-- begin Supplied material --
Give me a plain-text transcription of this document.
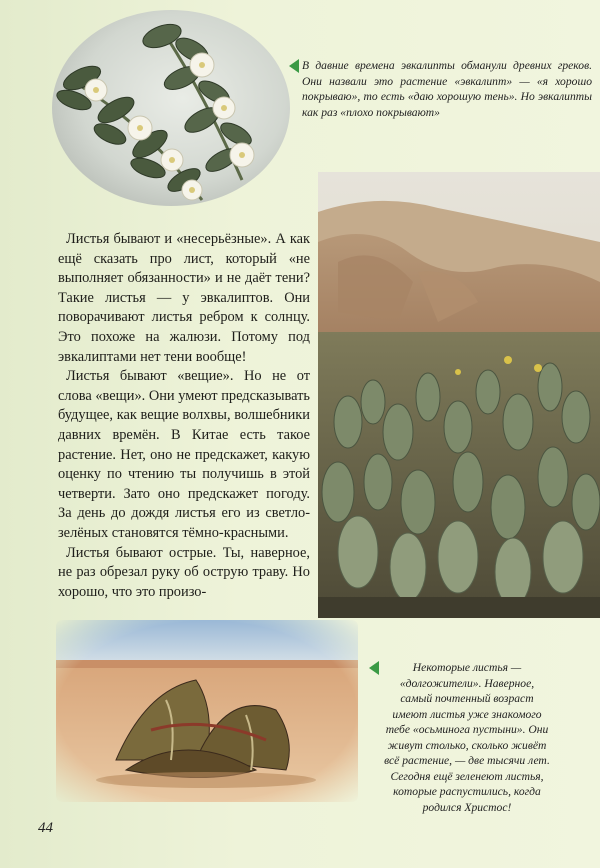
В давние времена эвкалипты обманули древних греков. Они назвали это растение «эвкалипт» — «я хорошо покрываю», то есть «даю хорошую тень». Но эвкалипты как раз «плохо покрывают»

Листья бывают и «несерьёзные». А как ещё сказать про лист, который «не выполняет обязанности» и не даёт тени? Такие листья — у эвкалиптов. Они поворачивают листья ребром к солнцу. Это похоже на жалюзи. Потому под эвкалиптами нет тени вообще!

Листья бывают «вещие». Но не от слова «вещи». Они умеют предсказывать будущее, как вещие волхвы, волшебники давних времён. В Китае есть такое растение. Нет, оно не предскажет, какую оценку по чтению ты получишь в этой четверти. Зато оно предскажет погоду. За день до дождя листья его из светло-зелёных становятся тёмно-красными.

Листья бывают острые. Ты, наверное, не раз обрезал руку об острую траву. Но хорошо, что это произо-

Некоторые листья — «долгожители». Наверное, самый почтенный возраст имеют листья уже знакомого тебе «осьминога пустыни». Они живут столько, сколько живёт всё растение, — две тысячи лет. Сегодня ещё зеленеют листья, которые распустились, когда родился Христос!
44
-- end Supplied material --
-- begin Supplied material --
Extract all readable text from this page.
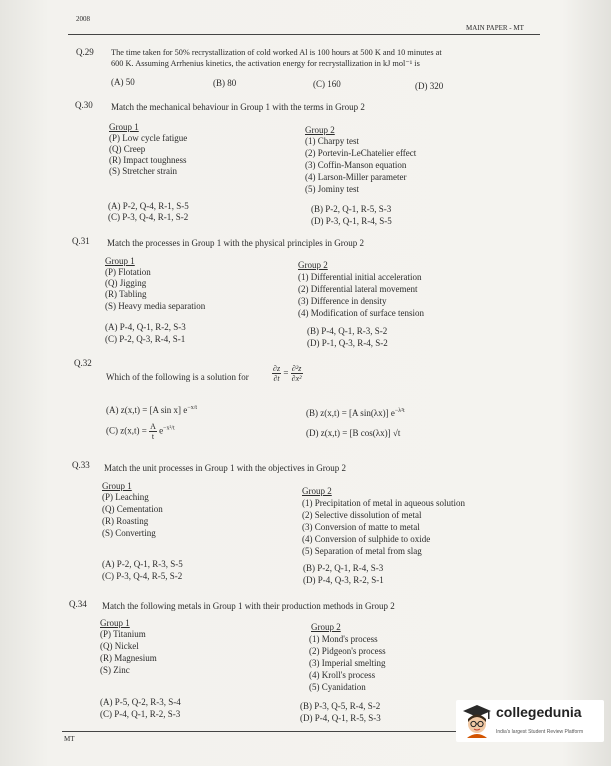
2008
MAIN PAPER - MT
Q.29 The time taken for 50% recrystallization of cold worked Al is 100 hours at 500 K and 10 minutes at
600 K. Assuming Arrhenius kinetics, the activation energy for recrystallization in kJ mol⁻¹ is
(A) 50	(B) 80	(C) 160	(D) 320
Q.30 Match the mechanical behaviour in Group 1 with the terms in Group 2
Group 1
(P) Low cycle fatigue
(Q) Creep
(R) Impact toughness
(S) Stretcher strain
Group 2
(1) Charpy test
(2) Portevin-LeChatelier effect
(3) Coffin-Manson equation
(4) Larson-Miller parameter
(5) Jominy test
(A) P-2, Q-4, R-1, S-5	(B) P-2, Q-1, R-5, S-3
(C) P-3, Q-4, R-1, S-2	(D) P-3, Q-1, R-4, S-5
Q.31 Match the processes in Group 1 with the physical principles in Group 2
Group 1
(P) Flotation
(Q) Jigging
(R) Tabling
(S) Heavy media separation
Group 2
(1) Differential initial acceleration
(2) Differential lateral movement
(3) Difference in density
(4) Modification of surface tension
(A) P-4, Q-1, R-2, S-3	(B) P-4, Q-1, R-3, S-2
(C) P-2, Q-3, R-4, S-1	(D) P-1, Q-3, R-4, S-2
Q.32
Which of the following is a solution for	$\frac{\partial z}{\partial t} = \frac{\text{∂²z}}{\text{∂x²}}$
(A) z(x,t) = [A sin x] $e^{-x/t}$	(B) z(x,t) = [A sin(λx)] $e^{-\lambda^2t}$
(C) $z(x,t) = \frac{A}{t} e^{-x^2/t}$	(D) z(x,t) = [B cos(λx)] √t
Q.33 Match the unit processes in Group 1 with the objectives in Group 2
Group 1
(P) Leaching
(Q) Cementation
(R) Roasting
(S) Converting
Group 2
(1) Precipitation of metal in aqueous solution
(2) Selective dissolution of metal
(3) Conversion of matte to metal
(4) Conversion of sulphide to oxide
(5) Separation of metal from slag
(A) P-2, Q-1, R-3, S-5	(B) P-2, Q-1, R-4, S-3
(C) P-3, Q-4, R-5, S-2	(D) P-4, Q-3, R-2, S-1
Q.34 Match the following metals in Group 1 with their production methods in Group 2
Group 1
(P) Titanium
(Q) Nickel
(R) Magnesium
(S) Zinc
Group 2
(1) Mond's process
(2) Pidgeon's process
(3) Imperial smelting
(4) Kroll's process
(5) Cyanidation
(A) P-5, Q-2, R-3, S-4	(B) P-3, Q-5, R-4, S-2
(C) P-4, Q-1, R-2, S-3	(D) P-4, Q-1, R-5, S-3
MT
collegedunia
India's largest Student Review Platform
-- end Supplied material --
-- begin Supplied material --
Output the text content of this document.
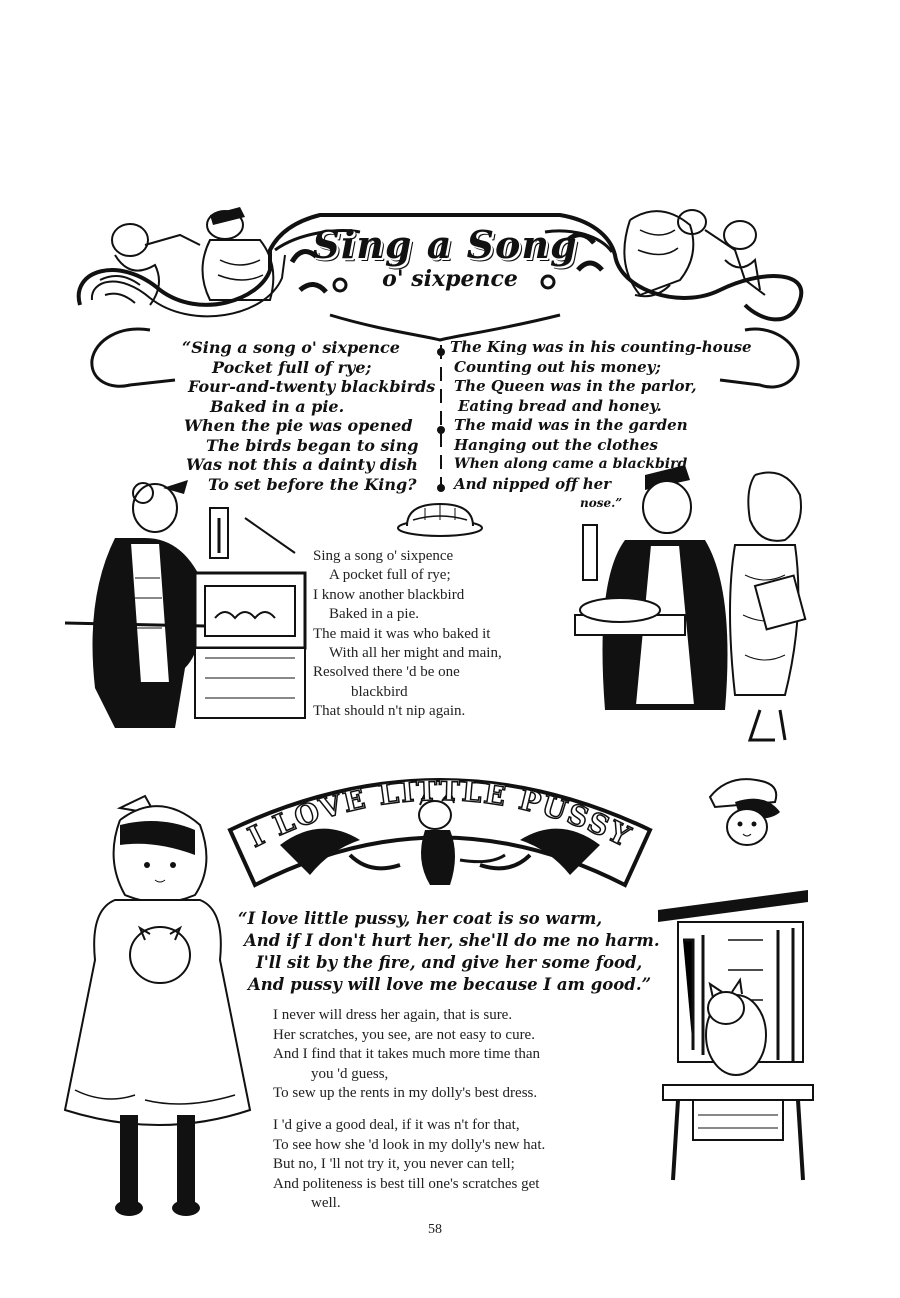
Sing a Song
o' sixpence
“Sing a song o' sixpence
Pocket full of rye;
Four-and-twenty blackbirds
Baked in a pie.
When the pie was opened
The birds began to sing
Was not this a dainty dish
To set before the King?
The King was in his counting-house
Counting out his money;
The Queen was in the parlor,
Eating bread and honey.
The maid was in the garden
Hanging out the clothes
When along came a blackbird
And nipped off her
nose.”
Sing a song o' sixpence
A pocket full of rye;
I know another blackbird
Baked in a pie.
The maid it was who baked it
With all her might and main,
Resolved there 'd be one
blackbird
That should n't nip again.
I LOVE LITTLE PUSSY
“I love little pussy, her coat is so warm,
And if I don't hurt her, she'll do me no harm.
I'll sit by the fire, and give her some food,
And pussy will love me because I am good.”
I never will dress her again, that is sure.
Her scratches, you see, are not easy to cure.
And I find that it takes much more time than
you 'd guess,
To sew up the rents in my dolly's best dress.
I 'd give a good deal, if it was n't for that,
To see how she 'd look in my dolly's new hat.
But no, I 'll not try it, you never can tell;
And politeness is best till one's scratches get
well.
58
-- end Supplied material --
(Request) Copy every line in the records above that contains the word "хорошо".

(Expected answer)
В давние времена эвкалипты обманули древних греков. Они назвали это растение «эвкалипт» — «я хорошо покрываю», то есть «даю хорошую тень». Но эвкалипты как раз «плохо покрывают»
Листья бывают острые. Ты, наверное, не раз обрезал руку об острую траву. Но хорошо, что это произо-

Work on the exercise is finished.